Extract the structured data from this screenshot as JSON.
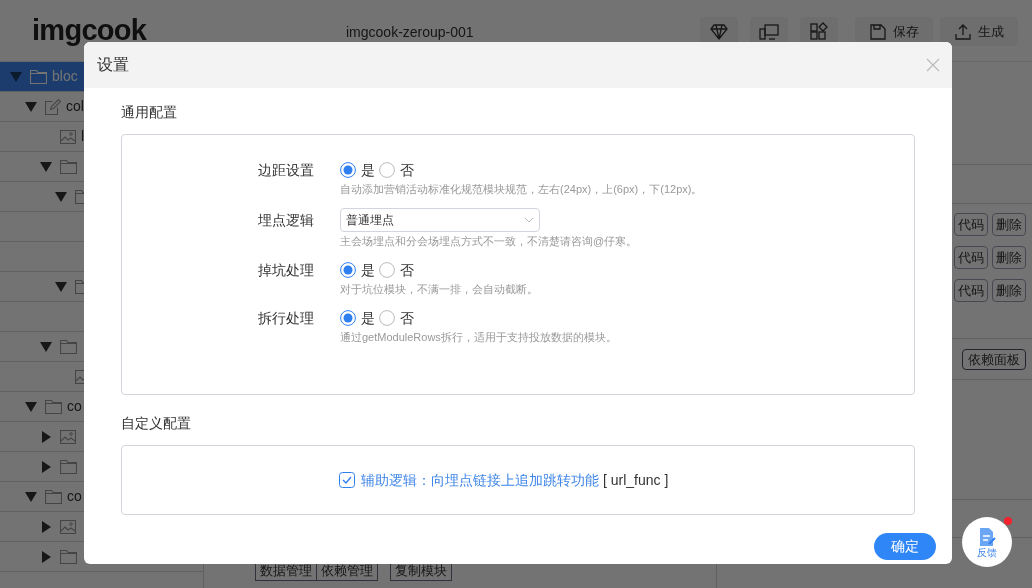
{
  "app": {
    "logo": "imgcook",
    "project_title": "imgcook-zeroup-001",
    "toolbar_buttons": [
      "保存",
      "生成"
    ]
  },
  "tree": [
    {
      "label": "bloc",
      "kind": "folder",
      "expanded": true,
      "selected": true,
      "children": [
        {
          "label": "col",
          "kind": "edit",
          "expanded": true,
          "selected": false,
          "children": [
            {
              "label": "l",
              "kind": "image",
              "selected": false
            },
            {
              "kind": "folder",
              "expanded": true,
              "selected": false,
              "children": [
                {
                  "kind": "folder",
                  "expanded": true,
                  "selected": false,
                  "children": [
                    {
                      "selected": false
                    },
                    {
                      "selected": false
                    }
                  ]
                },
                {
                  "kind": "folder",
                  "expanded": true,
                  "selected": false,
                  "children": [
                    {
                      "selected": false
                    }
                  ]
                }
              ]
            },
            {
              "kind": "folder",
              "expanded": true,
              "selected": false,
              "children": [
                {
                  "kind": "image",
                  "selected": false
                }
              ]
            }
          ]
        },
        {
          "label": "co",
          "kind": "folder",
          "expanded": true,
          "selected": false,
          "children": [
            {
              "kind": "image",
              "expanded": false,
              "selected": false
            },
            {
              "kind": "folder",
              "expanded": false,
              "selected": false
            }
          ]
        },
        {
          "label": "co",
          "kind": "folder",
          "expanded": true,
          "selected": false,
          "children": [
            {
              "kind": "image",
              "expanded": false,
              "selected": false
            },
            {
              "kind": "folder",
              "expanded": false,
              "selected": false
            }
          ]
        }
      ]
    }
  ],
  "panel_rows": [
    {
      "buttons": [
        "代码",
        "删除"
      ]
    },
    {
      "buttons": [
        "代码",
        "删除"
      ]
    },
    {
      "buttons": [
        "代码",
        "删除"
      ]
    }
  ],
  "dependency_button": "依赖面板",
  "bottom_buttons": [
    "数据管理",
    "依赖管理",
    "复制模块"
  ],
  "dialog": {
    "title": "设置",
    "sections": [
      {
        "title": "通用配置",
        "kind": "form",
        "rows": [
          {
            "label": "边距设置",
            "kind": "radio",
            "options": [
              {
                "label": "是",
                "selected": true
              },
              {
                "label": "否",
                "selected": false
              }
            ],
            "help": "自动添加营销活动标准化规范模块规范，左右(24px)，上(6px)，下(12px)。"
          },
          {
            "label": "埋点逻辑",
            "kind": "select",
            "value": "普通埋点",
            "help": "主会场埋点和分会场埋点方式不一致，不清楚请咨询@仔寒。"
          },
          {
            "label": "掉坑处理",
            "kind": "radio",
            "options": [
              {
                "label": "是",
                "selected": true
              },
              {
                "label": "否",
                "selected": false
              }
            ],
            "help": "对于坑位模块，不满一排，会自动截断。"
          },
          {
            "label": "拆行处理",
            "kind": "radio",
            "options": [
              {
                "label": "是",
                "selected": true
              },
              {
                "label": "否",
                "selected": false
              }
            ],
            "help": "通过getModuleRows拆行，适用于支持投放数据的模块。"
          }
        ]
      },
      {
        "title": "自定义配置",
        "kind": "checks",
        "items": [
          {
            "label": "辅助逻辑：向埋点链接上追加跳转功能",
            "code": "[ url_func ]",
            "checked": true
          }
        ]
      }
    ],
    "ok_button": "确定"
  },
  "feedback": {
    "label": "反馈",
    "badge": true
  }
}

────────────────────

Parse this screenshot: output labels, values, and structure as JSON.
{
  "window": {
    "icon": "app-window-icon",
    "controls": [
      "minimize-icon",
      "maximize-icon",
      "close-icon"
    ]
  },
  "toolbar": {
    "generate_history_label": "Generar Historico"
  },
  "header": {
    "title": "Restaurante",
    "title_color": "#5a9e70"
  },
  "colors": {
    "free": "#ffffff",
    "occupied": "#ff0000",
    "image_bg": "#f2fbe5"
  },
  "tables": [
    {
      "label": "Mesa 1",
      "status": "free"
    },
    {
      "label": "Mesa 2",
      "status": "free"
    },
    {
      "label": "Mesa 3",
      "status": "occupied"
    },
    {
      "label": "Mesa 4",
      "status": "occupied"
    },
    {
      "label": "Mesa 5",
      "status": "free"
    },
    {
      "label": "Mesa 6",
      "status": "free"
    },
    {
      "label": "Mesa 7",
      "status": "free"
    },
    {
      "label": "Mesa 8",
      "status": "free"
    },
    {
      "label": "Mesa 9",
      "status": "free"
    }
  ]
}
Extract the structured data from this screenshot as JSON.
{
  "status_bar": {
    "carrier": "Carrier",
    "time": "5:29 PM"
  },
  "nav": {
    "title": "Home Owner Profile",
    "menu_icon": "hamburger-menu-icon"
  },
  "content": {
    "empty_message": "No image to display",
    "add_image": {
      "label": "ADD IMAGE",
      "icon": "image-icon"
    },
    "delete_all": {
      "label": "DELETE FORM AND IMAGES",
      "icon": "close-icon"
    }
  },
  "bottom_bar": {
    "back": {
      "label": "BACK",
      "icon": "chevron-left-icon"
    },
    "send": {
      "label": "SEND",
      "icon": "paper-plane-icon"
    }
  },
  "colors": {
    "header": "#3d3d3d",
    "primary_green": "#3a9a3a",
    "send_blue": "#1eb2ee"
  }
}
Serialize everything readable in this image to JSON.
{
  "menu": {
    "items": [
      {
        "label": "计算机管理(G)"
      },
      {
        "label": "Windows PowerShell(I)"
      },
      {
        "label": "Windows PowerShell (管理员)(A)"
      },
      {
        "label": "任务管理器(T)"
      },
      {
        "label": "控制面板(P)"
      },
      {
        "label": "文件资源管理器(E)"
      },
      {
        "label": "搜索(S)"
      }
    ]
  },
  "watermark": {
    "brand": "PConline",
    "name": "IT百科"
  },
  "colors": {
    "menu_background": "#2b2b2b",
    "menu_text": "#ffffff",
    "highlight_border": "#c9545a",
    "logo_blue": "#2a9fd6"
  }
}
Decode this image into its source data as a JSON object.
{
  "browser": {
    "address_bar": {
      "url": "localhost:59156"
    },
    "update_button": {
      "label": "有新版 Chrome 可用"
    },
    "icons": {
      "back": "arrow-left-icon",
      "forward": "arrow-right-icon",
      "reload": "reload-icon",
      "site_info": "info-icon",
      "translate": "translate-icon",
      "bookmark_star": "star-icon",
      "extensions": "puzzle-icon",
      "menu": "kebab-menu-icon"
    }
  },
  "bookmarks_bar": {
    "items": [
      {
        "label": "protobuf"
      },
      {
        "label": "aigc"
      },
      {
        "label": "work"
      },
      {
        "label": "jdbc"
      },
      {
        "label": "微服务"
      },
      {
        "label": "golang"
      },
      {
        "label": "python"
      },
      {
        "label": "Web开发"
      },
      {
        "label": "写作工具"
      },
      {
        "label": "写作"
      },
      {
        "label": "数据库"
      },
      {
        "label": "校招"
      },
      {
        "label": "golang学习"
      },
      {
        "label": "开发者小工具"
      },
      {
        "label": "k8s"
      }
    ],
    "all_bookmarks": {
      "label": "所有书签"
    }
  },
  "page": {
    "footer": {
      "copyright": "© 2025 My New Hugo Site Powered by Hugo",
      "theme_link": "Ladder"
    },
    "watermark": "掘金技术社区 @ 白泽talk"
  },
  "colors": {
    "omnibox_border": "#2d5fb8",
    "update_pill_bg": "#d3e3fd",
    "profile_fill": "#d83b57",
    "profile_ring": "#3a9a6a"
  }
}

────────────────────

### PROBLEM REQUIREMENTS
Reply with only the number of lines in the material above where the string "this" appears.

### EXERCISE RESPONSE
5